(Extracted information Opens)

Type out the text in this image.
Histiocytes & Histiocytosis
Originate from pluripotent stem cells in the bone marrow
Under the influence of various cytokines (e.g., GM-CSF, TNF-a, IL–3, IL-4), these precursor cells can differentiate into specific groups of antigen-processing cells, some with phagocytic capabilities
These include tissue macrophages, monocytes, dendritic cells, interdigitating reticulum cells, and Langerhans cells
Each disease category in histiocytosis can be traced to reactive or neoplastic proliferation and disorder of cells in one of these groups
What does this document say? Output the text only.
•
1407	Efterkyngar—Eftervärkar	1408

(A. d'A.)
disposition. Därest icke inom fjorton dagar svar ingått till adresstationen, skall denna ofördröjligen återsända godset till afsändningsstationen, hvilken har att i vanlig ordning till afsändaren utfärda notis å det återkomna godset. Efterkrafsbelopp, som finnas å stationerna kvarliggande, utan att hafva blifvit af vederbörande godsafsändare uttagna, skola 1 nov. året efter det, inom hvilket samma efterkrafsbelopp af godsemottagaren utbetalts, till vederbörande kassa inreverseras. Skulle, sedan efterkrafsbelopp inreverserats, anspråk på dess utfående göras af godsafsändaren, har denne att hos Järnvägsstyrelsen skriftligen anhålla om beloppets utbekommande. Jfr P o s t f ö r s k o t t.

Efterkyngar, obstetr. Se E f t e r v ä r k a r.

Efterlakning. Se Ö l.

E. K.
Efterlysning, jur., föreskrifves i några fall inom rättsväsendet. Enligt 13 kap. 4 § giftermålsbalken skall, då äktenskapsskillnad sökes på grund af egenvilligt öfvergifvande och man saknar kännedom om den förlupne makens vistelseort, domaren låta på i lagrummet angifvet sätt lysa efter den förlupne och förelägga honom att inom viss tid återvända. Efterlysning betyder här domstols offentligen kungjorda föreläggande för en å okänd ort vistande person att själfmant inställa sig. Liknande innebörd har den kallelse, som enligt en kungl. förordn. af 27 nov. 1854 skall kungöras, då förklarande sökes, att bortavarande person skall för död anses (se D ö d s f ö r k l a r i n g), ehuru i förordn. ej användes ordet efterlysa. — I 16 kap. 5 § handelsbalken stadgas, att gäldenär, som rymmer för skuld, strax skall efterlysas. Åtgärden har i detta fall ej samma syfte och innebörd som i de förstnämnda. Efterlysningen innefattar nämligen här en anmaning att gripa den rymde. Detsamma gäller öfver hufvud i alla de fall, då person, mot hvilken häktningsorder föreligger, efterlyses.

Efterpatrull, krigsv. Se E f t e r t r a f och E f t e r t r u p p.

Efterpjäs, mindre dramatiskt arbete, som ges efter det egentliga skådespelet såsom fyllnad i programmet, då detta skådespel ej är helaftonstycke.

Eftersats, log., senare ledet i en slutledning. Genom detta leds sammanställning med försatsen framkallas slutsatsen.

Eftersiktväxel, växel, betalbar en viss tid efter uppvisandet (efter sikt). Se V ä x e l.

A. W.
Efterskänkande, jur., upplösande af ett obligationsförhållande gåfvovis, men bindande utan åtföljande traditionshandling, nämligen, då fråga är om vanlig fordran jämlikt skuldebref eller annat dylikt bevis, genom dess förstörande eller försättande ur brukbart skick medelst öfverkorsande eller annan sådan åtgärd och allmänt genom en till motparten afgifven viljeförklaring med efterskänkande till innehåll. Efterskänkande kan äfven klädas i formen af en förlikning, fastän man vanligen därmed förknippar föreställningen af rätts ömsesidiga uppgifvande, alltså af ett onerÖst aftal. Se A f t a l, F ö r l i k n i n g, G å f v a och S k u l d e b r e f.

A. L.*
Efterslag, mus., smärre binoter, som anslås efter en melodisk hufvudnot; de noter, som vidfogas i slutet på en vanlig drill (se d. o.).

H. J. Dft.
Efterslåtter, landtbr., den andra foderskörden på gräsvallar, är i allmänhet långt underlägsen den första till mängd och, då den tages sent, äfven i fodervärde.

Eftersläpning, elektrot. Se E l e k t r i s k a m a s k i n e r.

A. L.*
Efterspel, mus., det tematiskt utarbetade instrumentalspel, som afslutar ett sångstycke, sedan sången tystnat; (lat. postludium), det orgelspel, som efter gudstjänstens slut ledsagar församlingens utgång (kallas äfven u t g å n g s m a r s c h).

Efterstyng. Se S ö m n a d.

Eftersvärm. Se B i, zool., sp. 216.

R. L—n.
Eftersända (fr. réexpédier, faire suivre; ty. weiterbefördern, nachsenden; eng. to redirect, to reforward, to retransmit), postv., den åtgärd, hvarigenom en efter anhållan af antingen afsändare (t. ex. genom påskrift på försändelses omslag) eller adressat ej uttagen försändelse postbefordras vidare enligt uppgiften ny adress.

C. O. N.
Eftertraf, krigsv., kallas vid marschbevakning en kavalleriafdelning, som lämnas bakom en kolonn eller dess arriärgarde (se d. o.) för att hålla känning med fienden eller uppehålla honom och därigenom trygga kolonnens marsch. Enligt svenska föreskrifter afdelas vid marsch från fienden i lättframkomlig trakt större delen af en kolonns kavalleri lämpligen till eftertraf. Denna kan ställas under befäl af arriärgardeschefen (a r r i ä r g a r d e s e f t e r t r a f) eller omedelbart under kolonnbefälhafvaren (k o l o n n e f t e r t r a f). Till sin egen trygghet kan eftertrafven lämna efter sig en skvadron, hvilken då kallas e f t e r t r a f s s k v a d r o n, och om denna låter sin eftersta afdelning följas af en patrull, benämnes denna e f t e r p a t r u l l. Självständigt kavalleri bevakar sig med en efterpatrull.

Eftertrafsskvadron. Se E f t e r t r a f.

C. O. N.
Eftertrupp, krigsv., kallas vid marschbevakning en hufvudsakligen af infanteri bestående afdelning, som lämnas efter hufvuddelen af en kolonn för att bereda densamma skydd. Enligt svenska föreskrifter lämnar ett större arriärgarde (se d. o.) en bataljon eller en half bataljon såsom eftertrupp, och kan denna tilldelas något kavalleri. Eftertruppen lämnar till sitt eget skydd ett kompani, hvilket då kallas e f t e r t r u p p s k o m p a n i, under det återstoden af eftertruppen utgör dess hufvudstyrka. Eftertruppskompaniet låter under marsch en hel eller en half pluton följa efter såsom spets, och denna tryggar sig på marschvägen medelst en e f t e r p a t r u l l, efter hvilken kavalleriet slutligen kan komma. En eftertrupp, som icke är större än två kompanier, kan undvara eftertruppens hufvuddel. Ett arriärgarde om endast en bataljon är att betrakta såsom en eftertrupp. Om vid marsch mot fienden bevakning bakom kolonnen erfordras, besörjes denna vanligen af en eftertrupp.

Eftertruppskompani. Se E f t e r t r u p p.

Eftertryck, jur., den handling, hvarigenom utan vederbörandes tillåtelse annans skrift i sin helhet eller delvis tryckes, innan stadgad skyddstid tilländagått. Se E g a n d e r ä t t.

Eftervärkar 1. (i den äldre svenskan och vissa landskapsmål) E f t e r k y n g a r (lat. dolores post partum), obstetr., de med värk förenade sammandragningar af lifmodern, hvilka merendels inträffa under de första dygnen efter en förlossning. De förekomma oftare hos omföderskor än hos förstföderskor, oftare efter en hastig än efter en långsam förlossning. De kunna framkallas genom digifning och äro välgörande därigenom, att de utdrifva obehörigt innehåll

(Extracted information Closes)

• **Action item**
Copy out the records in full, matching every line character for character.

• **Task solution**
Type out the text in this image.
Histiocytes & Histiocytosis
Originate from pluripotent stem cells in the bone marrow
Under the influence of various cytokines (e.g., GM-CSF, TNF-a, IL–3, IL-4), these precursor cells can differentiate into specific groups of antigen-processing cells, some with phagocytic capabilities
These include tissue macrophages, monocytes, dendritic cells, interdigitating reticulum cells, and Langerhans cells
Each disease category in histiocytosis can be traced to reactive or neoplastic proliferation and disorder of cells in one of these groups
What does this document say? Output the text only.
•
1407	Efterkyngar—Eftervärkar	1408

(A. d'A.)
disposition. Därest icke inom fjorton dagar svar ingått till adresstationen, skall denna ofördröjligen återsända godset till afsändningsstationen, hvilken har att i vanlig ordning till afsändaren utfärda notis å det återkomna godset. Efterkrafsbelopp, som finnas å stationerna kvarliggande, utan att hafva blifvit af vederbörande godsafsändare uttagna, skola 1 nov. året efter det, inom hvilket samma efterkrafsbelopp af godsemottagaren utbetalts, till vederbörande kassa inreverseras. Skulle, sedan efterkrafsbelopp inreverserats, anspråk på dess utfående göras af godsafsändaren, har denne att hos Järnvägsstyrelsen skriftligen anhålla om beloppets utbekommande. Jfr P o s t f ö r s k o t t.

Efterkyngar, obstetr. Se E f t e r v ä r k a r.

Efterlakning. Se Ö l.

E. K.
Efterlysning, jur., föreskrifves i några fall inom rättsväsendet. Enligt 13 kap. 4 § giftermålsbalken skall, då äktenskapsskillnad sökes på grund af egenvilligt öfvergifvande och man saknar kännedom om den förlupne makens vistelseort, domaren låta på i lagrummet angifvet sätt lysa efter den förlupne och förelägga honom att inom viss tid återvända. Efterlysning betyder här domstols offentligen kungjorda föreläggande för en å okänd ort vistande person att själfmant inställa sig. Liknande innebörd har den kallelse, som enligt en kungl. förordn. af 27 nov. 1854 skall kungöras, då förklarande sökes, att bortavarande person skall för död anses (se D ö d s f ö r k l a r i n g), ehuru i förordn. ej användes ordet efterlysa. — I 16 kap. 5 § handelsbalken stadgas, att gäldenär, som rymmer för skuld, strax skall efterlysas. Åtgärden har i detta fall ej samma syfte och innebörd som i de förstnämnda. Efterlysningen innefattar nämligen här en anmaning att gripa den rymde. Detsamma gäller öfver hufvud i alla de fall, då person, mot hvilken häktningsorder föreligger, efterlyses.

Efterpatrull, krigsv. Se E f t e r t r a f och E f t e r t r u p p.

Efterpjäs, mindre dramatiskt arbete, som ges efter det egentliga skådespelet såsom fyllnad i programmet, då detta skådespel ej är helaftonstycke.

Eftersats, log., senare ledet i en slutledning. Genom detta leds sammanställning med försatsen framkallas slutsatsen.

Eftersiktväxel, växel, betalbar en viss tid efter uppvisandet (efter sikt). Se V ä x e l.

A. W.
Efterskänkande, jur., upplösande af ett obligationsförhållande gåfvovis, men bindande utan åtföljande traditionshandling, nämligen, då fråga är om vanlig fordran jämlikt skuldebref eller annat dylikt bevis, genom dess förstörande eller försättande ur brukbart skick medelst öfverkorsande eller annan sådan åtgärd och allmänt genom en till motparten afgifven viljeförklaring med efterskänkande till innehåll. Efterskänkande kan äfven klädas i formen af en förlikning, fastän man vanligen därmed förknippar föreställningen af rätts ömsesidiga uppgifvande, alltså af ett onerÖst aftal. Se A f t a l, F ö r l i k n i n g, G å f v a och S k u l d e b r e f.

A. L.*
Efterslag, mus., smärre binoter, som anslås efter en melodisk hufvudnot; de noter, som vidfogas i slutet på en vanlig drill (se d. o.).

H. J. Dft.
Efterslåtter, landtbr., den andra foderskörden på gräsvallar, är i allmänhet långt underlägsen den första till mängd och, då den tages sent, äfven i fodervärde.

Eftersläpning, elektrot. Se E l e k t r i s k a m a s k i n e r.

A. L.*
Efterspel, mus., det tematiskt utarbetade instrumentalspel, som afslutar ett sångstycke, sedan sången tystnat; (lat. postludium), det orgelspel, som efter gudstjänstens slut ledsagar församlingens utgång (kallas äfven u t g å n g s m a r s c h).

Efterstyng. Se S ö m n a d.

Eftersvärm. Se B i, zool., sp. 216.

R. L—n.
Eftersända (fr. réexpédier, faire suivre; ty. weiterbefördern, nachsenden; eng. to redirect, to reforward, to retransmit), postv., den åtgärd, hvarigenom en efter anhållan af antingen afsändare (t. ex. genom påskrift på försändelses omslag) eller adressat ej uttagen försändelse postbefordras vidare enligt uppgiften ny adress.

C. O. N.
Eftertraf, krigsv., kallas vid marschbevakning en kavalleriafdelning, som lämnas bakom en kolonn eller dess arriärgarde (se d. o.) för att hålla känning med fienden eller uppehålla honom och därigenom trygga kolonnens marsch. Enligt svenska föreskrifter afdelas vid marsch från fienden i lättframkomlig trakt större delen af en kolonns kavalleri lämpligen till eftertraf. Denna kan ställas under befäl af arriärgardeschefen (a r r i ä r g a r d e s e f t e r t r a f) eller omedelbart under kolonnbefälhafvaren (k o l o n n e f t e r t r a f). Till sin egen trygghet kan eftertrafven lämna efter sig en skvadron, hvilken då kallas e f t e r t r a f s s k v a d r o n, och om denna låter sin eftersta afdelning följas af en patrull, benämnes denna e f t e r p a t r u l l. Självständigt kavalleri bevakar sig med en efterpatrull.

Eftertrafsskvadron. Se E f t e r t r a f.

C. O. N.
Eftertrupp, krigsv., kallas vid marschbevakning en hufvudsakligen af infanteri bestående afdelning, som lämnas efter hufvuddelen af en kolonn för att bereda densamma skydd. Enligt svenska föreskrifter lämnar ett större arriärgarde (se d. o.) en bataljon eller en half bataljon såsom eftertrupp, och kan denna tilldelas något kavalleri. Eftertruppen lämnar till sitt eget skydd ett kompani, hvilket då kallas e f t e r t r u p p s k o m p a n i, under det återstoden af eftertruppen utgör dess hufvudstyrka. Eftertruppskompaniet låter under marsch en hel eller en half pluton följa efter såsom spets, och denna tryggar sig på marschvägen medelst en e f t e r p a t r u l l, efter hvilken kavalleriet slutligen kan komma. En eftertrupp, som icke är större än två kompanier, kan undvara eftertruppens hufvuddel. Ett arriärgarde om endast en bataljon är att betrakta såsom en eftertrupp. Om vid marsch mot fienden bevakning bakom kolonnen erfordras, besörjes denna vanligen af en eftertrupp.

Eftertruppskompani. Se E f t e r t r u p p.

Eftertryck, jur., den handling, hvarigenom utan vederbörandes tillåtelse annans skrift i sin helhet eller delvis tryckes, innan stadgad skyddstid tilländagått. Se E g a n d e r ä t t.

Eftervärkar 1. (i den äldre svenskan och vissa landskapsmål) E f t e r k y n g a r (lat. dolores post partum), obstetr., de med värk förenade sammandragningar af lifmodern, hvilka merendels inträffa under de första dygnen efter en förlossning. De förekomma oftare hos omföderskor än hos förstföderskor, oftare efter en hastig än efter en långsam förlossning. De kunna framkallas genom digifning och äro välgörande därigenom, att de utdrifva obehörigt innehåll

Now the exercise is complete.